> [Written task]
Quote the entries in full, character for character, without their images.

> [The data]
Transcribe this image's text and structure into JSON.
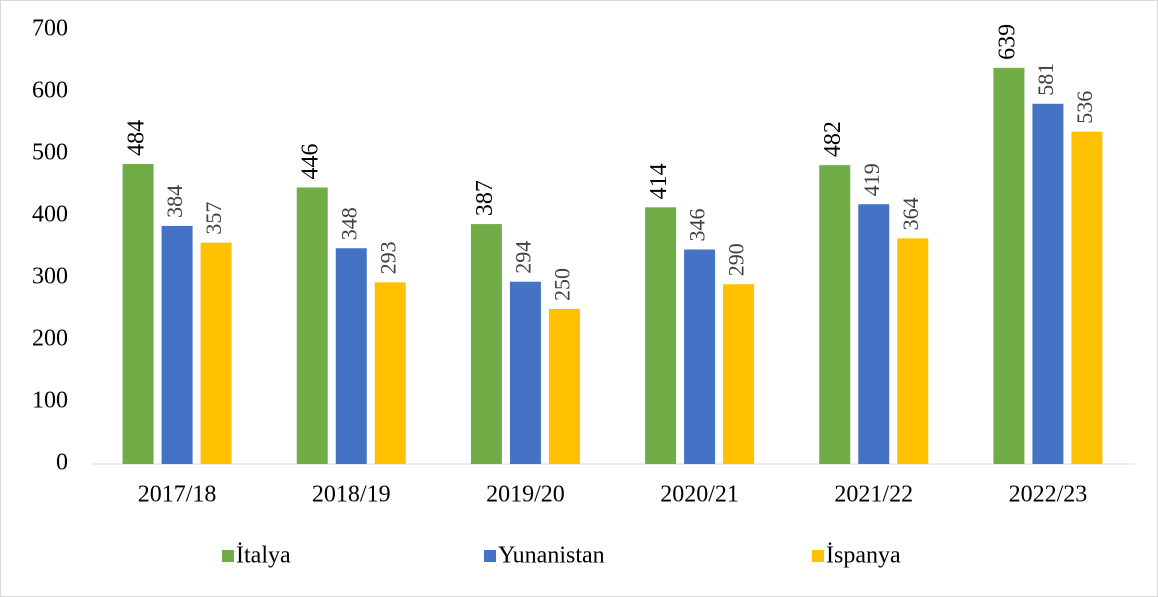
{
  "chart_data": {
    "type": "bar",
    "categories": [
      "2017/18",
      "2018/19",
      "2019/20",
      "2020/21",
      "2021/22",
      "2022/23"
    ],
    "series": [
      {
        "name": "İtalya",
        "color": "#70ad47",
        "values": [
          484,
          446,
          387,
          414,
          482,
          639
        ]
      },
      {
        "name": "Yunanistan",
        "color": "#4472c4",
        "values": [
          384,
          348,
          294,
          346,
          419,
          581
        ]
      },
      {
        "name": "İspanya",
        "color": "#ffc000",
        "values": [
          357,
          293,
          250,
          290,
          364,
          536
        ]
      }
    ],
    "ylim": [
      0,
      700
    ],
    "yticks": [
      0,
      100,
      200,
      300,
      400,
      500,
      600,
      700
    ],
    "grid": false,
    "legend": "bottom",
    "data_labels": true
  }
}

> [The response]
Transcribe this image's text and structure into JSON.
{
  "chart_data": {
    "type": "bar",
    "categories": [
      "2017/18",
      "2018/19",
      "2019/20",
      "2020/21",
      "2021/22",
      "2022/23"
    ],
    "series": [
      {
        "name": "İtalya",
        "color": "#70ad47",
        "values": [
          484,
          446,
          387,
          414,
          482,
          639
        ]
      },
      {
        "name": "Yunanistan",
        "color": "#4472c4",
        "values": [
          384,
          348,
          294,
          346,
          419,
          581
        ]
      },
      {
        "name": "İspanya",
        "color": "#ffc000",
        "values": [
          357,
          293,
          250,
          290,
          364,
          536
        ]
      }
    ],
    "ylim": [
      0,
      700
    ],
    "yticks": [
      0,
      100,
      200,
      300,
      400,
      500,
      600,
      700
    ],
    "grid": false,
    "legend": "bottom",
    "data_labels": true
  }
}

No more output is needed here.